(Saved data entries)
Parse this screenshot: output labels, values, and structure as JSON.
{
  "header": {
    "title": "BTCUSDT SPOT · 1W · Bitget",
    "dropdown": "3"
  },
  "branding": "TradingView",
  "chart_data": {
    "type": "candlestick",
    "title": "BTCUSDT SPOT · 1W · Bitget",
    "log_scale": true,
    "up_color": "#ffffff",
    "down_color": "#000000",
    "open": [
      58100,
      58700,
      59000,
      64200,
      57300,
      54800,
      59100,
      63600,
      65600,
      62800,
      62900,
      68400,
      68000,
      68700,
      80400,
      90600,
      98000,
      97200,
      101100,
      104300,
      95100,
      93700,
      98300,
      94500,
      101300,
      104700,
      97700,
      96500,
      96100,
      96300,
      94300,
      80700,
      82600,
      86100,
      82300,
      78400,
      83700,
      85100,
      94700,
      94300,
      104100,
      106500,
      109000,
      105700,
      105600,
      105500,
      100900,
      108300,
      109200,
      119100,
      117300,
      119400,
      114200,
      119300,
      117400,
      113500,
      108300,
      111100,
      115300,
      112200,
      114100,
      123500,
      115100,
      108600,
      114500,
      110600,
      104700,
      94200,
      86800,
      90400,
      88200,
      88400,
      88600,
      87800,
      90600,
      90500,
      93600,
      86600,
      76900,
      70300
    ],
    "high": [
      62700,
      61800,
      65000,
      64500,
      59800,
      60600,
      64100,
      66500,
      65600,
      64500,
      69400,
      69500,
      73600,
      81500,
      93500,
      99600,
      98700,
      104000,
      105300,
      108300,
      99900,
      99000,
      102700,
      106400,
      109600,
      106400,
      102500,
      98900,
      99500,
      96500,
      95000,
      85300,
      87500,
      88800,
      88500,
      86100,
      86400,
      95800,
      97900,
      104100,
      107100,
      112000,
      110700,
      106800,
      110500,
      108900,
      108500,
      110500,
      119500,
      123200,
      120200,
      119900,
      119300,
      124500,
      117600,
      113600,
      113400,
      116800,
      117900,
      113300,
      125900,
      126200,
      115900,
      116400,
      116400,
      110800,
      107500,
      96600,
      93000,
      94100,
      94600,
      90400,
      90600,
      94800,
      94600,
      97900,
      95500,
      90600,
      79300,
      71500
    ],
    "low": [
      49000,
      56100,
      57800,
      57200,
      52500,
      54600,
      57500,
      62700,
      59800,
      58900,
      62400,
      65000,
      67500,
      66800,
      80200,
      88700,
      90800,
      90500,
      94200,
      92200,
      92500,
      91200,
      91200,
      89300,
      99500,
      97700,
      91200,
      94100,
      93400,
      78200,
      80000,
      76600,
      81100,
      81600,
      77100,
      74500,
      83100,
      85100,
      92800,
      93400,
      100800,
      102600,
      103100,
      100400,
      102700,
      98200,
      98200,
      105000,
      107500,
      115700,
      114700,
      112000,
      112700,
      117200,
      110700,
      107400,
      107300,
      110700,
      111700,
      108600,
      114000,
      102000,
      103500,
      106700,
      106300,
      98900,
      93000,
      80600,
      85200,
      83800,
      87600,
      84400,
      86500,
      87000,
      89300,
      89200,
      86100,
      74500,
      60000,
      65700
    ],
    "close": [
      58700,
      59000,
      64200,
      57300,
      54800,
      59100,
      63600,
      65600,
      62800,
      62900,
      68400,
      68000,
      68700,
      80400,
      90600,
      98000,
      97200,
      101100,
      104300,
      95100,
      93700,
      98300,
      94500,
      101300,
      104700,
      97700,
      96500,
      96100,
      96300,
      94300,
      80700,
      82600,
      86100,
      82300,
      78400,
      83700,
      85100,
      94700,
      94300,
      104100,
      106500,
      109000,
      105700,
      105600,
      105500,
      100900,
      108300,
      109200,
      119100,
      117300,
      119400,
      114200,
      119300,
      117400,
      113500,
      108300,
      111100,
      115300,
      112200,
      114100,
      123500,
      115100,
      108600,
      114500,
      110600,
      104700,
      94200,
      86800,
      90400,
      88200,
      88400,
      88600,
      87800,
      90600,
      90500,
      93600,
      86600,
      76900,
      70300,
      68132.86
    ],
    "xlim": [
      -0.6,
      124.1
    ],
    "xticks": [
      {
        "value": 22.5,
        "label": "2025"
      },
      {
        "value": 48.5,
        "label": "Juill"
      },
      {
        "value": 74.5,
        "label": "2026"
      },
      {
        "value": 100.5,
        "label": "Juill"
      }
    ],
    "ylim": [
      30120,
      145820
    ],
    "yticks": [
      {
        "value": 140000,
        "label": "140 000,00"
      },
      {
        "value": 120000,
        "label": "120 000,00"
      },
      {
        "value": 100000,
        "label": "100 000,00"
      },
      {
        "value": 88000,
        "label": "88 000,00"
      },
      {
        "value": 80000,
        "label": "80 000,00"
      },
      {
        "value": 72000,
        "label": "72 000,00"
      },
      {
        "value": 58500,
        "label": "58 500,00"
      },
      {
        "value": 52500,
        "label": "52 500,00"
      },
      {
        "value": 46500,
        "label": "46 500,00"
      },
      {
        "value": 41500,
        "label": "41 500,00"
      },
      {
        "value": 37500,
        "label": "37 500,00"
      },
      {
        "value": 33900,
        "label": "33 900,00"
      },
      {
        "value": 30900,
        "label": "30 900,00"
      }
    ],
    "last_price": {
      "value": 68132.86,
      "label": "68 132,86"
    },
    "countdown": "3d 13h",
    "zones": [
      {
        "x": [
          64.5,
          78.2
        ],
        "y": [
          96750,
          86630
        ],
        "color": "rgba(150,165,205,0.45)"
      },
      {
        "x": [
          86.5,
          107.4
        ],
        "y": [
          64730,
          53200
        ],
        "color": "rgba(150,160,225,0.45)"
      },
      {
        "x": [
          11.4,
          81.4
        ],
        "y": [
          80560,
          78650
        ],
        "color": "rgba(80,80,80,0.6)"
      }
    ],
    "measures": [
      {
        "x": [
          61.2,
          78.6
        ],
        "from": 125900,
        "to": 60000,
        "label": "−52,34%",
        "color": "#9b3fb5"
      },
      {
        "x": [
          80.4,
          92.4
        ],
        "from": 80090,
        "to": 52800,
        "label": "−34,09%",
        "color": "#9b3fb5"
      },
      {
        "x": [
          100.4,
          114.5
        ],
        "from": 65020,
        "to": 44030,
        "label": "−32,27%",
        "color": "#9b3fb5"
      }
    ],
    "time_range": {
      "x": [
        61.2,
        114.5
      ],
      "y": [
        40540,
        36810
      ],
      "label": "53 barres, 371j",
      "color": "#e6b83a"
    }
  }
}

### WRITTEN TASK
Copy the data above in full, character for character.

### THE SOLUTION
Parse this screenshot: output labels, values, and structure as JSON.
{
  "header": {
    "title": "BTCUSDT SPOT · 1W · Bitget",
    "dropdown": "3"
  },
  "branding": "TradingView",
  "chart_data": {
    "type": "candlestick",
    "title": "BTCUSDT SPOT · 1W · Bitget",
    "log_scale": true,
    "up_color": "#ffffff",
    "down_color": "#000000",
    "open": [
      58100,
      58700,
      59000,
      64200,
      57300,
      54800,
      59100,
      63600,
      65600,
      62800,
      62900,
      68400,
      68000,
      68700,
      80400,
      90600,
      98000,
      97200,
      101100,
      104300,
      95100,
      93700,
      98300,
      94500,
      101300,
      104700,
      97700,
      96500,
      96100,
      96300,
      94300,
      80700,
      82600,
      86100,
      82300,
      78400,
      83700,
      85100,
      94700,
      94300,
      104100,
      106500,
      109000,
      105700,
      105600,
      105500,
      100900,
      108300,
      109200,
      119100,
      117300,
      119400,
      114200,
      119300,
      117400,
      113500,
      108300,
      111100,
      115300,
      112200,
      114100,
      123500,
      115100,
      108600,
      114500,
      110600,
      104700,
      94200,
      86800,
      90400,
      88200,
      88400,
      88600,
      87800,
      90600,
      90500,
      93600,
      86600,
      76900,
      70300
    ],
    "high": [
      62700,
      61800,
      65000,
      64500,
      59800,
      60600,
      64100,
      66500,
      65600,
      64500,
      69400,
      69500,
      73600,
      81500,
      93500,
      99600,
      98700,
      104000,
      105300,
      108300,
      99900,
      99000,
      102700,
      106400,
      109600,
      106400,
      102500,
      98900,
      99500,
      96500,
      95000,
      85300,
      87500,
      88800,
      88500,
      86100,
      86400,
      95800,
      97900,
      104100,
      107100,
      112000,
      110700,
      106800,
      110500,
      108900,
      108500,
      110500,
      119500,
      123200,
      120200,
      119900,
      119300,
      124500,
      117600,
      113600,
      113400,
      116800,
      117900,
      113300,
      125900,
      126200,
      115900,
      116400,
      116400,
      110800,
      107500,
      96600,
      93000,
      94100,
      94600,
      90400,
      90600,
      94800,
      94600,
      97900,
      95500,
      90600,
      79300,
      71500
    ],
    "low": [
      49000,
      56100,
      57800,
      57200,
      52500,
      54600,
      57500,
      62700,
      59800,
      58900,
      62400,
      65000,
      67500,
      66800,
      80200,
      88700,
      90800,
      90500,
      94200,
      92200,
      92500,
      91200,
      91200,
      89300,
      99500,
      97700,
      91200,
      94100,
      93400,
      78200,
      80000,
      76600,
      81100,
      81600,
      77100,
      74500,
      83100,
      85100,
      92800,
      93400,
      100800,
      102600,
      103100,
      100400,
      102700,
      98200,
      98200,
      105000,
      107500,
      115700,
      114700,
      112000,
      112700,
      117200,
      110700,
      107400,
      107300,
      110700,
      111700,
      108600,
      114000,
      102000,
      103500,
      106700,
      106300,
      98900,
      93000,
      80600,
      85200,
      83800,
      87600,
      84400,
      86500,
      87000,
      89300,
      89200,
      86100,
      74500,
      60000,
      65700
    ],
    "close": [
      58700,
      59000,
      64200,
      57300,
      54800,
      59100,
      63600,
      65600,
      62800,
      62900,
      68400,
      68000,
      68700,
      80400,
      90600,
      98000,
      97200,
      101100,
      104300,
      95100,
      93700,
      98300,
      94500,
      101300,
      104700,
      97700,
      96500,
      96100,
      96300,
      94300,
      80700,
      82600,
      86100,
      82300,
      78400,
      83700,
      85100,
      94700,
      94300,
      104100,
      106500,
      109000,
      105700,
      105600,
      105500,
      100900,
      108300,
      109200,
      119100,
      117300,
      119400,
      114200,
      119300,
      117400,
      113500,
      108300,
      111100,
      115300,
      112200,
      114100,
      123500,
      115100,
      108600,
      114500,
      110600,
      104700,
      94200,
      86800,
      90400,
      88200,
      88400,
      88600,
      87800,
      90600,
      90500,
      93600,
      86600,
      76900,
      70300,
      68132.86
    ],
    "xlim": [
      -0.6,
      124.1
    ],
    "xticks": [
      {
        "value": 22.5,
        "label": "2025"
      },
      {
        "value": 48.5,
        "label": "Juill"
      },
      {
        "value": 74.5,
        "label": "2026"
      },
      {
        "value": 100.5,
        "label": "Juill"
      }
    ],
    "ylim": [
      30120,
      145820
    ],
    "yticks": [
      {
        "value": 140000,
        "label": "140 000,00"
      },
      {
        "value": 120000,
        "label": "120 000,00"
      },
      {
        "value": 100000,
        "label": "100 000,00"
      },
      {
        "value": 88000,
        "label": "88 000,00"
      },
      {
        "value": 80000,
        "label": "80 000,00"
      },
      {
        "value": 72000,
        "label": "72 000,00"
      },
      {
        "value": 58500,
        "label": "58 500,00"
      },
      {
        "value": 52500,
        "label": "52 500,00"
      },
      {
        "value": 46500,
        "label": "46 500,00"
      },
      {
        "value": 41500,
        "label": "41 500,00"
      },
      {
        "value": 37500,
        "label": "37 500,00"
      },
      {
        "value": 33900,
        "label": "33 900,00"
      },
      {
        "value": 30900,
        "label": "30 900,00"
      }
    ],
    "last_price": {
      "value": 68132.86,
      "label": "68 132,86"
    },
    "countdown": "3d 13h",
    "zones": [
      {
        "x": [
          64.5,
          78.2
        ],
        "y": [
          96750,
          86630
        ],
        "color": "rgba(150,165,205,0.45)"
      },
      {
        "x": [
          86.5,
          107.4
        ],
        "y": [
          64730,
          53200
        ],
        "color": "rgba(150,160,225,0.45)"
      },
      {
        "x": [
          11.4,
          81.4
        ],
        "y": [
          80560,
          78650
        ],
        "color": "rgba(80,80,80,0.6)"
      }
    ],
    "measures": [
      {
        "x": [
          61.2,
          78.6
        ],
        "from": 125900,
        "to": 60000,
        "label": "−52,34%",
        "color": "#9b3fb5"
      },
      {
        "x": [
          80.4,
          92.4
        ],
        "from": 80090,
        "to": 52800,
        "label": "−34,09%",
        "color": "#9b3fb5"
      },
      {
        "x": [
          100.4,
          114.5
        ],
        "from": 65020,
        "to": 44030,
        "label": "−32,27%",
        "color": "#9b3fb5"
      }
    ],
    "time_range": {
      "x": [
        61.2,
        114.5
      ],
      "y": [
        40540,
        36810
      ],
      "label": "53 barres, 371j",
      "color": "#e6b83a"
    }
  }
}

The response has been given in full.